+++ PROVIDED RECORDS

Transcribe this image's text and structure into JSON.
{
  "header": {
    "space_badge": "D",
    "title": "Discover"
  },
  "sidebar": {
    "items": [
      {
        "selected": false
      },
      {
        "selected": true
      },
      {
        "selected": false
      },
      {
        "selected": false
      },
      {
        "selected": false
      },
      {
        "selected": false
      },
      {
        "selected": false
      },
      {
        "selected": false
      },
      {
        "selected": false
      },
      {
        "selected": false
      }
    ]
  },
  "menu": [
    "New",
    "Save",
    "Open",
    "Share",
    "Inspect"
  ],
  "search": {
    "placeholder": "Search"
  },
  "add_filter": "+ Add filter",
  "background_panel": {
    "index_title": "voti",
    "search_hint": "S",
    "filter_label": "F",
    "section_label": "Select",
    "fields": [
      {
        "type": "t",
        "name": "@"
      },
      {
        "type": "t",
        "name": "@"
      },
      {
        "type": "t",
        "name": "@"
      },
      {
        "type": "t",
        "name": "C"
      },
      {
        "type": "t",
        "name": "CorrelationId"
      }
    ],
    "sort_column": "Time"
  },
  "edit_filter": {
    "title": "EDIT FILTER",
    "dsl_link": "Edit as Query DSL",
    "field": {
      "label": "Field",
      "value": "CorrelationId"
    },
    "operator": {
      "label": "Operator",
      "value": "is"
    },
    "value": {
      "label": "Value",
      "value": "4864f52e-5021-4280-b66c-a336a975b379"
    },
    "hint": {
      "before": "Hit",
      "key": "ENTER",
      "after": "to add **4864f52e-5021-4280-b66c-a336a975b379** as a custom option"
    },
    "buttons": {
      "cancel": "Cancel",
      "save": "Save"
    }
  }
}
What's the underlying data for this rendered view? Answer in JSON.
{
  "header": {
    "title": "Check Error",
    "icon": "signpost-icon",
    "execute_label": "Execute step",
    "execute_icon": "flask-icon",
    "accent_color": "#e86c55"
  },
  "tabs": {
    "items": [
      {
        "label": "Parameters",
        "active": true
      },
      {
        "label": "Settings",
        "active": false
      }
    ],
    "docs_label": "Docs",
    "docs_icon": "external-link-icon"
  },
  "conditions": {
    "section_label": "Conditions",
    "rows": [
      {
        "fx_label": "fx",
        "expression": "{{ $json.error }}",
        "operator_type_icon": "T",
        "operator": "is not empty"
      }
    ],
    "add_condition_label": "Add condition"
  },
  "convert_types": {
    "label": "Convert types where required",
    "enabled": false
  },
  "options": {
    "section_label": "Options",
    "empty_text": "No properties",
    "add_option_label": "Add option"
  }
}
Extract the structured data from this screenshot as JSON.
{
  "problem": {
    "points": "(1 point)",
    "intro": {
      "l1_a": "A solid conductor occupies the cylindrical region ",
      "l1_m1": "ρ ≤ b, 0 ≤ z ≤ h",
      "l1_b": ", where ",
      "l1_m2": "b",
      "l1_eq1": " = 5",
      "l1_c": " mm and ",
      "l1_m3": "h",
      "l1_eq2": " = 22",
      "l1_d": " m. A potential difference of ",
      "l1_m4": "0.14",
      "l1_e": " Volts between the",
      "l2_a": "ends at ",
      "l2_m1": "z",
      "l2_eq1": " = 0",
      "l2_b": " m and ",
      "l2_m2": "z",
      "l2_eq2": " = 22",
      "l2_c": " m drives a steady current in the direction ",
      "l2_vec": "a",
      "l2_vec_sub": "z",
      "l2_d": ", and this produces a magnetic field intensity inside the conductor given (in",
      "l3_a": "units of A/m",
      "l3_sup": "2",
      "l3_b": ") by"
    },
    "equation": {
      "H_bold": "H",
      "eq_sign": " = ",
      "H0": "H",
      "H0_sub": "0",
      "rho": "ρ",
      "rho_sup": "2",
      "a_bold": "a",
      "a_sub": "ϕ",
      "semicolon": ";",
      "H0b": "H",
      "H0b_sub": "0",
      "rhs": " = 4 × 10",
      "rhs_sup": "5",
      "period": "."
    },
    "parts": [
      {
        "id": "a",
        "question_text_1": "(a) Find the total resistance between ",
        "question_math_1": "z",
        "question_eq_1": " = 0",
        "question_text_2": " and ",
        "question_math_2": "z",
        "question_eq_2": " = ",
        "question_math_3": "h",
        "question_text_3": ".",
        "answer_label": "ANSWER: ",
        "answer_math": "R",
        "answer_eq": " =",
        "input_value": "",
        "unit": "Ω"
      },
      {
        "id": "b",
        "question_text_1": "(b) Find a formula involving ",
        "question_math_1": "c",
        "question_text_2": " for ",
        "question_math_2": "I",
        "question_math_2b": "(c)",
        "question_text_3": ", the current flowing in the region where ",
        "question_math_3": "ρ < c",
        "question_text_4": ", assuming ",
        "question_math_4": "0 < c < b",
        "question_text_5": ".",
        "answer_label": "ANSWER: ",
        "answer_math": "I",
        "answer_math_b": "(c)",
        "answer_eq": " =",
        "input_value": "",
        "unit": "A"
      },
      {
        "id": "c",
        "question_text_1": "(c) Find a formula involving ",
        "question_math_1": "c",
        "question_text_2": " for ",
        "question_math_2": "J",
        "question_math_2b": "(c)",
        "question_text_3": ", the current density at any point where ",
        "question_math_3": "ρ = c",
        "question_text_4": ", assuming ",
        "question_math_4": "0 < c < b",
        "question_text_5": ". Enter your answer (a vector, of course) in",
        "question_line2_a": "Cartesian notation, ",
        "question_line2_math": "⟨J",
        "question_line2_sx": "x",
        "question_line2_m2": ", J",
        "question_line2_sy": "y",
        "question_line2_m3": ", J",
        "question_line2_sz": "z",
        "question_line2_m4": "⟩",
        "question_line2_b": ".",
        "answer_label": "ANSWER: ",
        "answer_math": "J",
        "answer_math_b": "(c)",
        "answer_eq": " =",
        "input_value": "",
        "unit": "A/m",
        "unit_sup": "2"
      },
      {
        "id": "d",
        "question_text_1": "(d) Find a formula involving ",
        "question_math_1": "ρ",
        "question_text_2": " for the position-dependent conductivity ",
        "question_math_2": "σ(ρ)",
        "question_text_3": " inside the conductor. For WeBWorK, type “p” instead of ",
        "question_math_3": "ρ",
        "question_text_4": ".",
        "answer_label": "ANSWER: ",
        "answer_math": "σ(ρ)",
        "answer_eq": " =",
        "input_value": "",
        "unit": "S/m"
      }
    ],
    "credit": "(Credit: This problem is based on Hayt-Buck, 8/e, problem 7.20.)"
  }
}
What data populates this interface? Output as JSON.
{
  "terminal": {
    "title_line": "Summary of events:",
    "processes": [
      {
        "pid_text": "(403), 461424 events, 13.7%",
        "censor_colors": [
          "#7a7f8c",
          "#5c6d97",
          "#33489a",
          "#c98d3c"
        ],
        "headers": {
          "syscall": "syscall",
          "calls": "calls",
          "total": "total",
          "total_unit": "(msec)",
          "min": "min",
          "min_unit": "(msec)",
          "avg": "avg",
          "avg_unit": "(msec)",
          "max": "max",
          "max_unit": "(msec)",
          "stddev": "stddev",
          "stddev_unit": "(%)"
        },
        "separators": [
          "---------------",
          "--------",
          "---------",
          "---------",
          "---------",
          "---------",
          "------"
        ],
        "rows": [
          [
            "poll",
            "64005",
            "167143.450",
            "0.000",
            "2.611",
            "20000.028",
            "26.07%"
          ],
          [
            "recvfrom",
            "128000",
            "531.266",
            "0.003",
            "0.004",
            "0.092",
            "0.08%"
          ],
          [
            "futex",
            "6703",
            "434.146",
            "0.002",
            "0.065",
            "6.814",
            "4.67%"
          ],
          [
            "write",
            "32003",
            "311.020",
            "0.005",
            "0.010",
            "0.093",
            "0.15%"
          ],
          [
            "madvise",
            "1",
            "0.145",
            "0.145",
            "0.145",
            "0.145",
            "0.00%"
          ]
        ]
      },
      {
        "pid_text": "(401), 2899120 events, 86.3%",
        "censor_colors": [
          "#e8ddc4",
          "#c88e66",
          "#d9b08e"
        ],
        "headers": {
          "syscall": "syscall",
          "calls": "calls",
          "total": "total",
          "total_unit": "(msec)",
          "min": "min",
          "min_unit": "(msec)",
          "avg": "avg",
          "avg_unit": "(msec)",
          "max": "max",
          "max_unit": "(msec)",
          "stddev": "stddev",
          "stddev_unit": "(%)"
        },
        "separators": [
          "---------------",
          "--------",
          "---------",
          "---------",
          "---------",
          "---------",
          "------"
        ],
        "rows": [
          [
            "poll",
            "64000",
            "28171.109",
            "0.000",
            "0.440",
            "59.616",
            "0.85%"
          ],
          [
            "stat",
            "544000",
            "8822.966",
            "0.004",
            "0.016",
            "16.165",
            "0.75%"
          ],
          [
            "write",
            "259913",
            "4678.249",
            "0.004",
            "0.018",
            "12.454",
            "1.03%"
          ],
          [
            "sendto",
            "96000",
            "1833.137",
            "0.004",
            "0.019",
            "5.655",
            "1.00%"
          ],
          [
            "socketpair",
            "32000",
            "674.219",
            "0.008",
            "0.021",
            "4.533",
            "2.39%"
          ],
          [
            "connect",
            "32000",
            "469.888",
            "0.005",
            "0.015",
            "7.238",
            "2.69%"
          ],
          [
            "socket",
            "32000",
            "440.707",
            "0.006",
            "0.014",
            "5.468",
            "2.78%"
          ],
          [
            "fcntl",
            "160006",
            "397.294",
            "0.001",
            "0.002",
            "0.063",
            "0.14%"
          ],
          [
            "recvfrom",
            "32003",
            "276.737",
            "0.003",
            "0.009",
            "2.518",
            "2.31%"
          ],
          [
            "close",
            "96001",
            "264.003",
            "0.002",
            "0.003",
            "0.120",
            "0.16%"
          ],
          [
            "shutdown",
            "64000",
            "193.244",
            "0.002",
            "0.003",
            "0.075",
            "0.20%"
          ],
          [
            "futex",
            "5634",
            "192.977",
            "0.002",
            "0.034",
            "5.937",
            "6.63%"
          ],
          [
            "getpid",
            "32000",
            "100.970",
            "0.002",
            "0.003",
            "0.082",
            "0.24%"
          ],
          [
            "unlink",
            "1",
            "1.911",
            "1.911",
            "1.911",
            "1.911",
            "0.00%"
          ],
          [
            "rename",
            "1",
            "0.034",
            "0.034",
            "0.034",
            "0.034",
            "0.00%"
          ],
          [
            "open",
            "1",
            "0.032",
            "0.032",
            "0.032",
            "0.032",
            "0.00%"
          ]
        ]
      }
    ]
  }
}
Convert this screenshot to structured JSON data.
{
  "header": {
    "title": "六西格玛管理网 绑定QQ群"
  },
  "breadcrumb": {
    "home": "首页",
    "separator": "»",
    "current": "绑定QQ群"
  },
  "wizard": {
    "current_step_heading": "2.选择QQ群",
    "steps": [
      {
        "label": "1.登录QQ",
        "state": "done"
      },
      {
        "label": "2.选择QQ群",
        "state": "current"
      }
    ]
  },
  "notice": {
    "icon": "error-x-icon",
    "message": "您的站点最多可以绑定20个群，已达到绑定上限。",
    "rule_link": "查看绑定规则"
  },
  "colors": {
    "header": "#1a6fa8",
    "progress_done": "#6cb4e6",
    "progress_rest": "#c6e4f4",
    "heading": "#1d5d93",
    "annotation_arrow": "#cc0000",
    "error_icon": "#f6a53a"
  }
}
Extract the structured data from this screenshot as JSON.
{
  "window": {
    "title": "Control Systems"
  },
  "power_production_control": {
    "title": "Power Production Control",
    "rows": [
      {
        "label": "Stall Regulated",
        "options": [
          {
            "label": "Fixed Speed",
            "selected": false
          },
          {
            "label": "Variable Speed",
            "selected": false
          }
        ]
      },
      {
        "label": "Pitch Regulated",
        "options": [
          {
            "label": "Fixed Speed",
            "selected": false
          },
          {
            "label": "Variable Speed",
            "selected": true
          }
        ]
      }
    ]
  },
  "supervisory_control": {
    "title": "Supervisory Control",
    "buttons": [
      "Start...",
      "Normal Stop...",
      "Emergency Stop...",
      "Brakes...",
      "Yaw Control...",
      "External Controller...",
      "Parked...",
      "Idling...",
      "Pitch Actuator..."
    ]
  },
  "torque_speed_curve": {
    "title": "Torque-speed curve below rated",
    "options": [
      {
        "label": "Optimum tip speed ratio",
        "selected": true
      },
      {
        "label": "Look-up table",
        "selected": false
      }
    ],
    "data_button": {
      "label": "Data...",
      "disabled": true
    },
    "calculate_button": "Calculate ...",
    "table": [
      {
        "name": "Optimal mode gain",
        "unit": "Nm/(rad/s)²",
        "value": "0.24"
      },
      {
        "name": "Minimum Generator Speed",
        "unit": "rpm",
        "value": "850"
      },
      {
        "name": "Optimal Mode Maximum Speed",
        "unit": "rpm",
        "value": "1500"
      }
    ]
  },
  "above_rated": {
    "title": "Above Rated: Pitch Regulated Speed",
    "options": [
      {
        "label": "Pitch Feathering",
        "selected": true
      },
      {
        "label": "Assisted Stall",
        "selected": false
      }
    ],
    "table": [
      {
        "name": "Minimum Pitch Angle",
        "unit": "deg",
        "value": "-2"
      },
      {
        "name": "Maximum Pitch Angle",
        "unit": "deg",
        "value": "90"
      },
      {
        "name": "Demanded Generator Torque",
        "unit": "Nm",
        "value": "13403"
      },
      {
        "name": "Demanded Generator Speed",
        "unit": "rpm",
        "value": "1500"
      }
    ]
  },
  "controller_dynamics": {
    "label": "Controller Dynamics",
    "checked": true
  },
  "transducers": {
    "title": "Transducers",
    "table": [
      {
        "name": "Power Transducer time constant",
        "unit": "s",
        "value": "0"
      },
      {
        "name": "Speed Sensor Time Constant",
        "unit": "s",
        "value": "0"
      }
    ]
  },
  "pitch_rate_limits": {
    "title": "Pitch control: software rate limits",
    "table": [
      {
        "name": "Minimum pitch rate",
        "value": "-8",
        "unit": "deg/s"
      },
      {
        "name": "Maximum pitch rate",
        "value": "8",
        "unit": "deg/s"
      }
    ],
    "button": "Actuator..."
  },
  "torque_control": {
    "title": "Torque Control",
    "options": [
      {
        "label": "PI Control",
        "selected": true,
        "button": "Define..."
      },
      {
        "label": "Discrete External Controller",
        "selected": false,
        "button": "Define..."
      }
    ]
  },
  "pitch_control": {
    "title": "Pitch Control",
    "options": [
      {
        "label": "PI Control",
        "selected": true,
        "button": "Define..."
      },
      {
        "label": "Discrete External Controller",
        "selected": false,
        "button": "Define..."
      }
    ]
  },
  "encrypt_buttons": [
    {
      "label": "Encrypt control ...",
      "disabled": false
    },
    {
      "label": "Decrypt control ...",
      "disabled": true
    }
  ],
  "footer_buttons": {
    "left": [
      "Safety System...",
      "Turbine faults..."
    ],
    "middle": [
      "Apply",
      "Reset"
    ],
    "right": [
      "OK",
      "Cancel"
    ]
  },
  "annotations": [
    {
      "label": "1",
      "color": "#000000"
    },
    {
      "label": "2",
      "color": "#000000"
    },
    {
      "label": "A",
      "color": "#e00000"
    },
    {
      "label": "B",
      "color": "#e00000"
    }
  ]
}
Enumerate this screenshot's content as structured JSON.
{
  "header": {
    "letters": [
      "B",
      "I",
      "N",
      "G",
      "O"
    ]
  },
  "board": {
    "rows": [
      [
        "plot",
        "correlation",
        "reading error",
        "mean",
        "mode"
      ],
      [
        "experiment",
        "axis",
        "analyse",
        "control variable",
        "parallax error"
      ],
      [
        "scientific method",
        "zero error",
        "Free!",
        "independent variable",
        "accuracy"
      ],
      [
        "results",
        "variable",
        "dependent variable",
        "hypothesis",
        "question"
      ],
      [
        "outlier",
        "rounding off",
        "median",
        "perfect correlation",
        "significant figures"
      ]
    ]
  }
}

++++++

## WORK TO BE COMPLETED
From the entries above, copy out every line where the string "point" appears.

## THE RESPONSE
    "points": "(1 point)",
        "question_text_3": ", the current density at any point where ",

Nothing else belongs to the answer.